[Records for processing start]
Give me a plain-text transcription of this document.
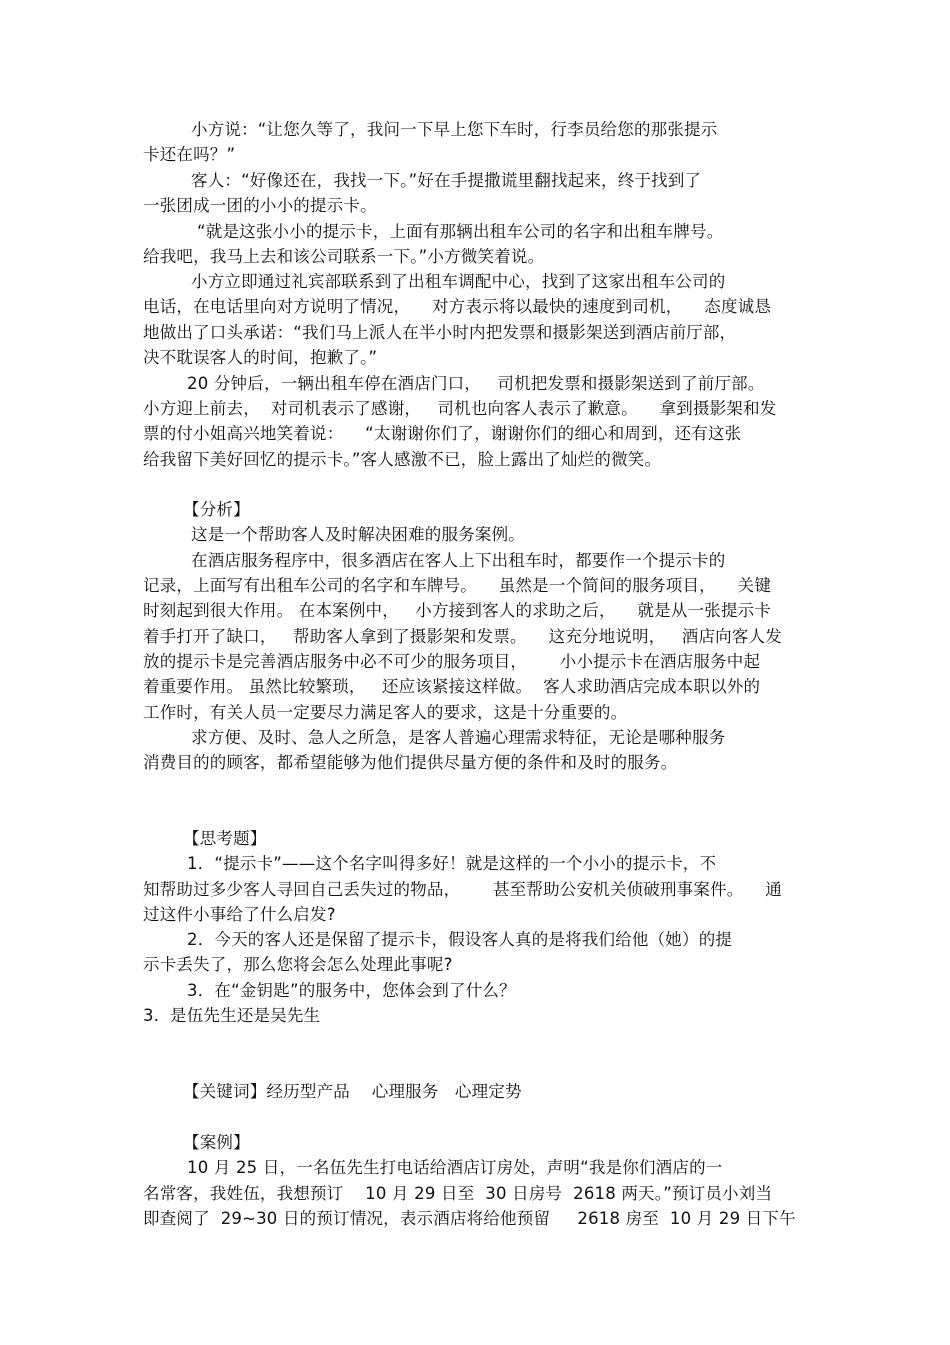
小方说：“让您久等了，我问一下早上您下车时，行李员给您的那张提示
卡还在吗？”
客人：“好像还在，我找一下。”好在手提撒谎里翻找起来，终于找到了
一张团成一团的小小的提示卡。
“就是这张小小的提示卡，上面有那辆出租车公司的名字和出租车牌号。
给我吧，我马上去和该公司联系一下。”小方微笑着说。
小方立即通过礼宾部联系到了出租车调配中心，找到了这家出租车公司的
电话，在电话里向对方说明了情况，    对方表示将以最快的速度到司机，    态度诚恳
地做出了口头承诺：“我们马上派人在半小时内把发票和摄影架送到酒店前厅部，
决不耽误客人的时间，抱歉了。”
20 分钟后，一辆出租车停在酒店门口，   司机把发票和摄影架送到了前厅部。
小方迎上前去，  对司机表示了感谢，   司机也向客人表示了歉意。    拿到摄影架和发
票的付小姐高兴地笑着说：    “太谢谢你们了，谢谢你们的细心和周到，还有这张
给我留下美好回忆的提示卡。”客人感激不已，脸上露出了灿烂的微笑。
【分析】
这是一个帮助客人及时解决困难的服务案例。
在酒店服务程序中，很多酒店在客人上下出租车时，都要作一个提示卡的
记录，上面写有出租车公司的名字和车牌号。    虽然是一个简间的服务项目，    关键
时刻起到很大作用。 在本案例中，   小方接到客人的求助之后，    就是从一张提示卡
着手打开了缺口，   帮助客人拿到了摄影架和发票。    这充分地说明，   酒店向客人发
放的提示卡是完善酒店服务中必不可少的服务项目，      小小提示卡在酒店服务中起
着重要作用。 虽然比较繁琐，   还应该紧接这样做。  客人求助酒店完成本职以外的
工作时，有关人员一定要尽力满足客人的要求，这是十分重要的。
求方便、及时、急人之所急，是客人普遍心理需求特征，无论是哪种服务
消费目的的顾客，都希望能够为他们提供尽量方便的条件和及时的服务。
【思考题】
1．“提示卡”——这个名字叫得多好！就是这样的一个小小的提示卡，不
知帮助过多少客人寻回自己丢失过的物品，      甚至帮助公安机关侦破刑事案件。    通
过这件小事给了什么启发?
2．今天的客人还是保留了提示卡，假设客人真的是将我们给他（她）的提
示卡丢失了，那么您将会怎么处理此事呢?
3．在“金钥匙”的服务中，您体会到了什么？
3.  是伍先生还是吴先生
【关键词】经历型产品    心理服务   心理定势
【案例】
10 月 25 日，一名伍先生打电话给酒店订房处，声明“我是你们酒店的一
名常客，我姓伍，我想预订    10 月 29 日至  30 日房号  2618 两天。”预订员小刘当
即查阅了  29~30 日的预订情况，表示酒店将给他预留     2618 房至  10 月 29 日下午
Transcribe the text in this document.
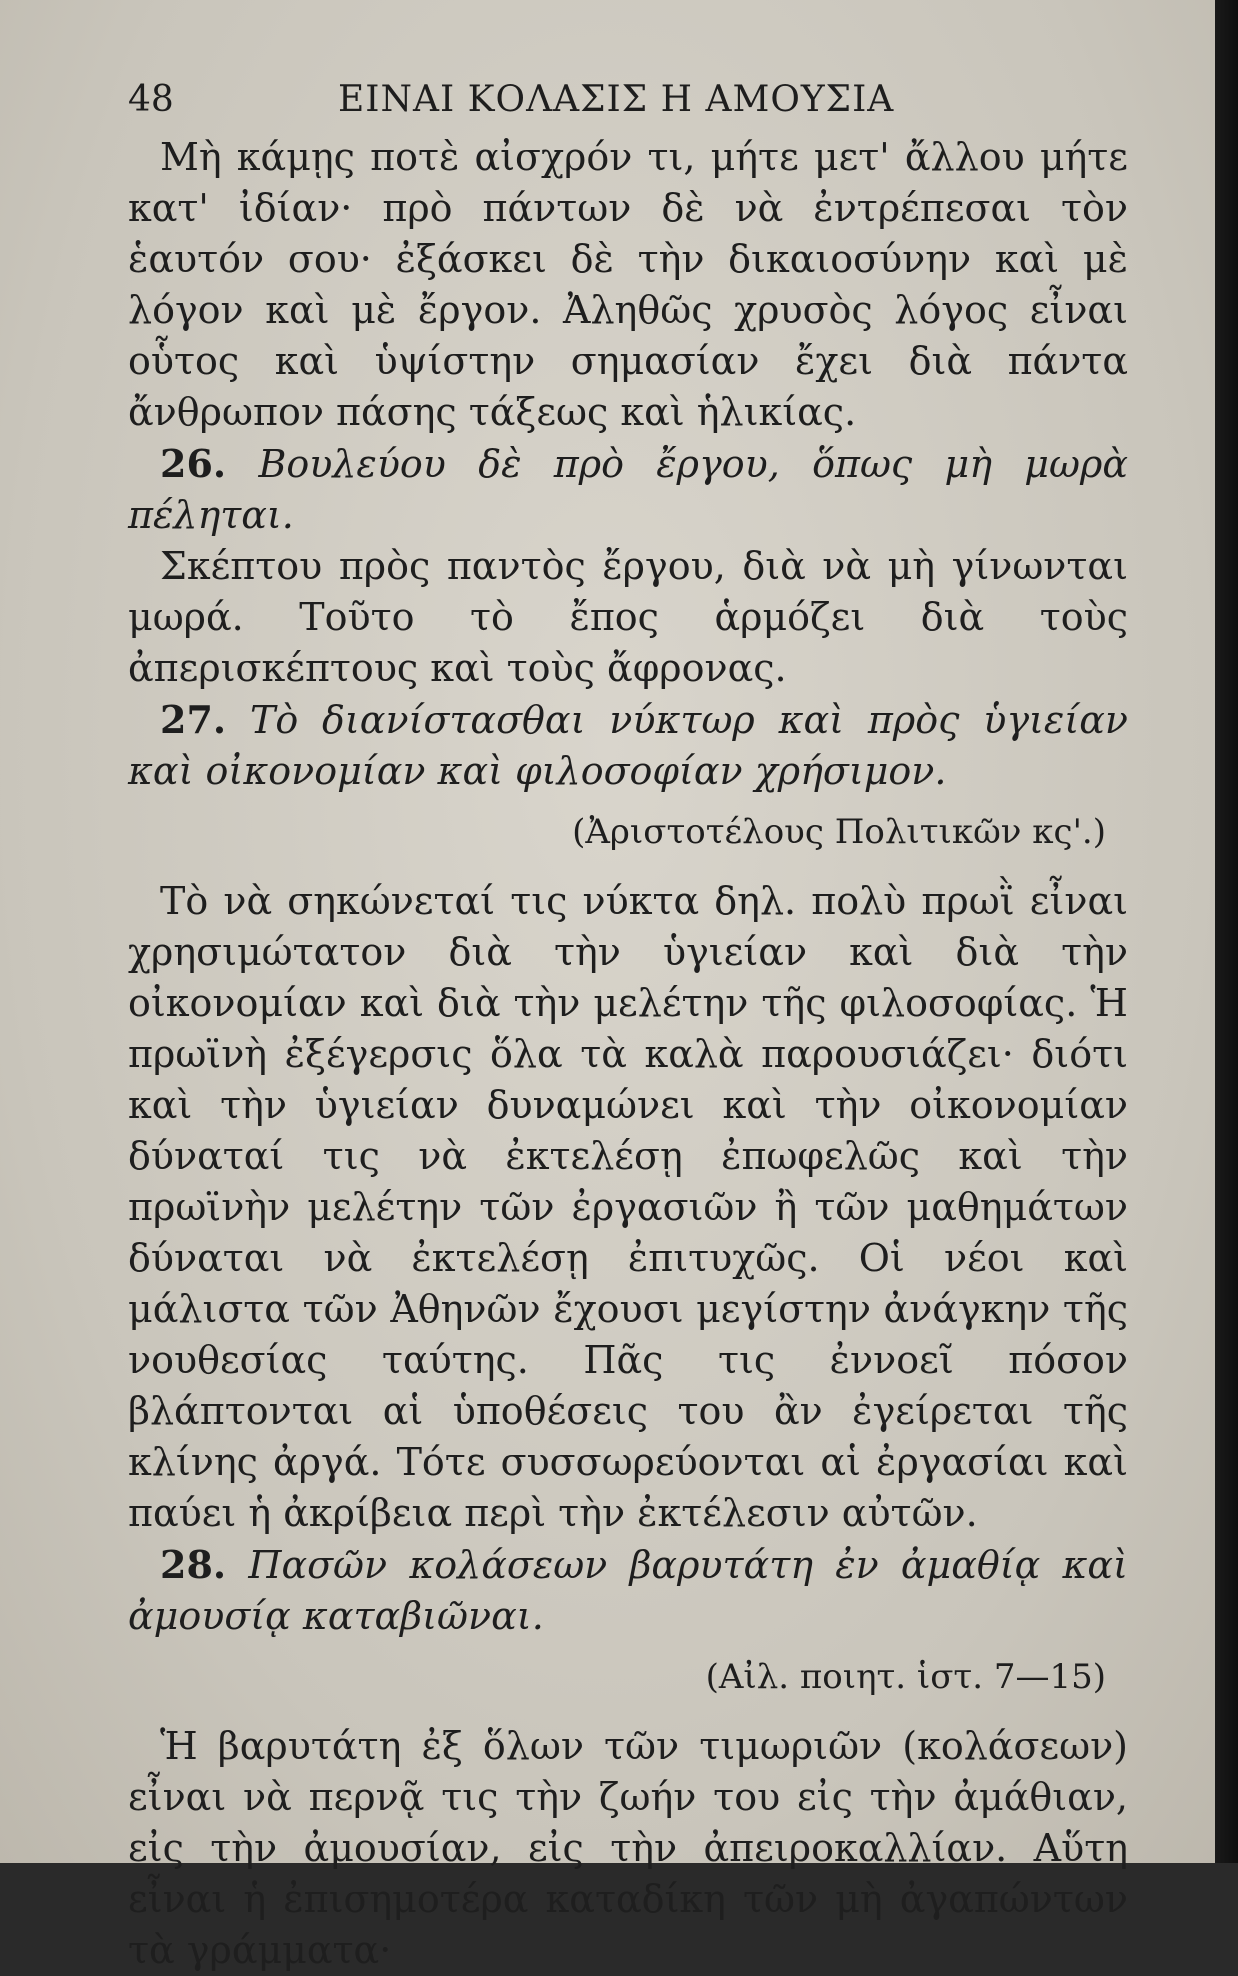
48	ΕΙΝΑΙ ΚΟΛΑΣΙΣ Η ΑΜΟΥΣΙΑ

Μὴ κάμῃς ποτὲ αἰσχρόν τι, μήτε μετ' ἄλλου μήτε κατ' ἰδίαν· πρὸ πάντων δὲ νὰ ἐντρέπεσαι τὸν ἑαυτόν σου· ἐξάσκει δὲ τὴν δικαιοσύνην καὶ μὲ λόγον καὶ μὲ ἔργον. Ἀληθῶς χρυσὸς λόγος εἶναι οὗτος καὶ ὑψίστην σημασίαν ἔχει διὰ πάντα ἄνθρωπον πάσης τάξεως καὶ ἡλικίας.

26. Βουλεύου δὲ πρὸ ἔργου, ὅπως μὴ μωρὰ πέληται.

Σκέπτου πρὸς παντὸς ἔργου, διὰ νὰ μὴ γίνωνται μωρά. Τοῦτο τὸ ἔπος ἁρμόζει διὰ τοὺς ἀπερισκέπτους καὶ τοὺς ἄφρονας.

27. Τὸ διανίστασθαι νύκτωρ καὶ πρὸς ὑγιείαν καὶ οἰκονομίαν καὶ φιλοσοφίαν χρήσιμον.

(Ἀριστοτέλους Πολιτικῶν κς'.)

Τὸ νὰ σηκώνεταί τις νύκτα δηλ. πολὺ πρωῒ εἶναι χρησιμώτατον διὰ τὴν ὑγιείαν καὶ διὰ τὴν οἰκονομίαν καὶ διὰ τὴν μελέτην τῆς φιλοσοφίας. Ἡ πρωϊνὴ ἐξέγερσις ὅλα τὰ καλὰ παρουσιάζει· διότι καὶ τὴν ὑγιείαν δυναμώνει καὶ τὴν οἰκονομίαν δύναταί τις νὰ ἐκτελέσῃ ἐπωφελῶς καὶ τὴν πρωϊνὴν μελέτην τῶν ἐργασιῶν ἢ τῶν μαθημάτων δύναται νὰ ἐκτελέσῃ ἐπιτυχῶς. Οἱ νέοι καὶ μάλιστα τῶν Ἀθηνῶν ἔχουσι μεγίστην ἀνάγκην τῆς νουθεσίας ταύτης. Πᾶς τις ἐννοεῖ πόσον βλάπτονται αἱ ὑποθέσεις του ἂν ἐγείρεται τῆς κλίνης ἀργά. Τότε συσσωρεύονται αἱ ἐργασίαι καὶ παύει ἡ ἀκρίβεια περὶ τὴν ἐκτέλεσιν αὐτῶν.

28. Πασῶν κολάσεων βαρυτάτη ἐν ἀμαθίᾳ καὶ ἀμουσίᾳ καταβιῶναι.

(Αἰλ. ποιητ. ἱστ. 7—15)

Ἡ βαρυτάτη ἐξ ὅλων τῶν τιμωριῶν (κολάσεων) εἶναι νὰ περνᾷ τις τὴν ζωήν του εἰς τὴν ἀμάθιαν, εἰς τὴν ἀμουσίαν, εἰς τὴν ἀπειροκαλλίαν. Αὕτη εἶναι ἡ ἐπισημοτέρα καταδίκη τῶν μὴ ἀγαπώντων τὰ γράμματα·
[Records for processing end]
Problem requirements: Filter the records for lines holding the string "document". Copy each one.

Solution:
Give me a plain-text transcription of this document.
Transcribe the text in this document.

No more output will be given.